Records about charts and figures:

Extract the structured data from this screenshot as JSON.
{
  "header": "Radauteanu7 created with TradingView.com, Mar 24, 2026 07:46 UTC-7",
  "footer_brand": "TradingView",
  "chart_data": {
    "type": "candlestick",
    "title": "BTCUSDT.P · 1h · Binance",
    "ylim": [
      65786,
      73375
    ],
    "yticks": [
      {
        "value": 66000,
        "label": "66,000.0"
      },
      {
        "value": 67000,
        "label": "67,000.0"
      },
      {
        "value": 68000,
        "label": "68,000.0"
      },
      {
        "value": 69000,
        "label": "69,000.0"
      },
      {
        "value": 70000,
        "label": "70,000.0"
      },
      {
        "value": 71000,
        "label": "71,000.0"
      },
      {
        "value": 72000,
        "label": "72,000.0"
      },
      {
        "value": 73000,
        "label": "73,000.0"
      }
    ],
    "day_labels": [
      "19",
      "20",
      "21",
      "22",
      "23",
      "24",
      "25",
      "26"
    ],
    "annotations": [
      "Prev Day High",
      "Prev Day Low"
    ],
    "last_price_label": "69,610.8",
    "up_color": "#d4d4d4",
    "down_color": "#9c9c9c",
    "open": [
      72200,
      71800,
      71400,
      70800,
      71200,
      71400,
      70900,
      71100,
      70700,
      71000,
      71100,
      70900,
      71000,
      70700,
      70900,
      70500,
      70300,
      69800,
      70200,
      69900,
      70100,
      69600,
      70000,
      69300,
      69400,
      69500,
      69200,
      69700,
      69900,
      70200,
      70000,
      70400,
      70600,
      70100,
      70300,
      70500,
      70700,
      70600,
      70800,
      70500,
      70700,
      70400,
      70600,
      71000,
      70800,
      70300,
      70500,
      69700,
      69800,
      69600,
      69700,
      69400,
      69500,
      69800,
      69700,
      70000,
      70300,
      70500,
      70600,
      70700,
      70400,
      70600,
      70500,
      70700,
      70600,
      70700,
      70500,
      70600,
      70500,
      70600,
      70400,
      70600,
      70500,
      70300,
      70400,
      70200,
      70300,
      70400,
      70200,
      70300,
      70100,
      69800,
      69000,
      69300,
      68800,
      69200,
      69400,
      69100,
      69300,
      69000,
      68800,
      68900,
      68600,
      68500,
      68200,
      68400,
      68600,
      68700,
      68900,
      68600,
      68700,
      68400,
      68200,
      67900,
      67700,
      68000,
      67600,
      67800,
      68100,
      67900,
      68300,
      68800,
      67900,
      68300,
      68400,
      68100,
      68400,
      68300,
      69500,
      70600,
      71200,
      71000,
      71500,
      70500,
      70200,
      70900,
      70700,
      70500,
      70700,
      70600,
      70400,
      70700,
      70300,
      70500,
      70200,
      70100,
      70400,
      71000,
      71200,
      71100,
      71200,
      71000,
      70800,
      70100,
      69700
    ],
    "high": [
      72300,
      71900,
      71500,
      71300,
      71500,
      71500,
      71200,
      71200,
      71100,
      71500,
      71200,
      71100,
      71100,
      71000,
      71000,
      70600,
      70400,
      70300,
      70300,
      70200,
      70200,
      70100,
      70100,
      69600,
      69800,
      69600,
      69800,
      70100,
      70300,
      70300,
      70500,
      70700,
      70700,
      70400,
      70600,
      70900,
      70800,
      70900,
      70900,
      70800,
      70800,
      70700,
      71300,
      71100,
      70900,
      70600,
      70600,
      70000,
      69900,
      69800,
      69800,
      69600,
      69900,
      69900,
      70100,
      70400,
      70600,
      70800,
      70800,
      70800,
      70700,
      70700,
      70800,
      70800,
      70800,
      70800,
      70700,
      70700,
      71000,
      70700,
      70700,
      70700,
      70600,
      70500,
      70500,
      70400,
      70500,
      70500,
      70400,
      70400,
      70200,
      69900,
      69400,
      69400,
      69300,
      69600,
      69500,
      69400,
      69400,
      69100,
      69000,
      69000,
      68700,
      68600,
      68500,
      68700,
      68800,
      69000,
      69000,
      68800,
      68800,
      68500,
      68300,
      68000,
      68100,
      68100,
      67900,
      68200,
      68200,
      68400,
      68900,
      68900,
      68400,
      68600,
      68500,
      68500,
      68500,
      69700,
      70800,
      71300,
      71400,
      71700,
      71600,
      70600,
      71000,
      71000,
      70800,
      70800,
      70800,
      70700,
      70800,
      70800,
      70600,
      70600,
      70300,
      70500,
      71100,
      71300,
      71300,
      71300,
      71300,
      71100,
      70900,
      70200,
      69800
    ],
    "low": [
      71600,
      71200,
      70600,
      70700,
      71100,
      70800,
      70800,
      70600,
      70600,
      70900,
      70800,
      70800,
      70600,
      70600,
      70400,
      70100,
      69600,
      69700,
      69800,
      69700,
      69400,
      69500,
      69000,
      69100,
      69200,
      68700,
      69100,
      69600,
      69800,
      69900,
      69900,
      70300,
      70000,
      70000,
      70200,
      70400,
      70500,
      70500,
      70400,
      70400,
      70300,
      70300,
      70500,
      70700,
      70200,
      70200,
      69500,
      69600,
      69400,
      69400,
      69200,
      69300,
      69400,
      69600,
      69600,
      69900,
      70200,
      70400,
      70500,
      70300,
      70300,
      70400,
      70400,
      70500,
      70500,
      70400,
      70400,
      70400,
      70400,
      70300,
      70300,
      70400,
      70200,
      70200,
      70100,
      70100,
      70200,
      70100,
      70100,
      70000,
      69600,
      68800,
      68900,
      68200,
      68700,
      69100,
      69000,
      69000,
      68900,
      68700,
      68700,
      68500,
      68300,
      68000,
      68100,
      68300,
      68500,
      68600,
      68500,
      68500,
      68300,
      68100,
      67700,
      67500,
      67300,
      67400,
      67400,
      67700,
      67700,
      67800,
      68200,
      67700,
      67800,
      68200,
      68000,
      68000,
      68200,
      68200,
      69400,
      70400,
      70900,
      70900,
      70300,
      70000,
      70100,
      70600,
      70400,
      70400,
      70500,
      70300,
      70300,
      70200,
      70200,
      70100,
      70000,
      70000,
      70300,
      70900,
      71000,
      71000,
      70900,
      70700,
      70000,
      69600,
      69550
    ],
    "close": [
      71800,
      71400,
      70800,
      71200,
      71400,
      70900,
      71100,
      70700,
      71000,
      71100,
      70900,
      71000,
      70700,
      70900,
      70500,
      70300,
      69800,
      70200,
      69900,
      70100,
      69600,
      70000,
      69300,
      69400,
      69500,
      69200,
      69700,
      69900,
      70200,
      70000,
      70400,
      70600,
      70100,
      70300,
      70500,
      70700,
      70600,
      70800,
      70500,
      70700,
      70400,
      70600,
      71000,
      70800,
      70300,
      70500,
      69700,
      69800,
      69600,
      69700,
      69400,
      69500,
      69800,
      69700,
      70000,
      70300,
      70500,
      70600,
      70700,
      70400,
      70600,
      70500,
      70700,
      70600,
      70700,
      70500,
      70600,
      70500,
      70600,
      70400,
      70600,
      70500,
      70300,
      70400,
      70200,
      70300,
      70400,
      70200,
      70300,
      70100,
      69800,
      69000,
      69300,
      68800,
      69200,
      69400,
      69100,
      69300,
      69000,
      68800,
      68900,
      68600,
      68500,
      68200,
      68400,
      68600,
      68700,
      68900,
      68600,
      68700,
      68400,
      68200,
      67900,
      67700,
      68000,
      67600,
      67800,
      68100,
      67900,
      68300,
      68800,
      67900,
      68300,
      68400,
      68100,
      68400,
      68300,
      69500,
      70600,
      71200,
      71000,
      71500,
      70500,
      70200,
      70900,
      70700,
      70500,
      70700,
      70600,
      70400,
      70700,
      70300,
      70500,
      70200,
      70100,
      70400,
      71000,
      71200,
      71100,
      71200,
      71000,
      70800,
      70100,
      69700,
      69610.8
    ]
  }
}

__Your goal__:
Lines that include the word "TradingView" — how many are there in the data? Answer with the number alone.

__Finished exercise__:
2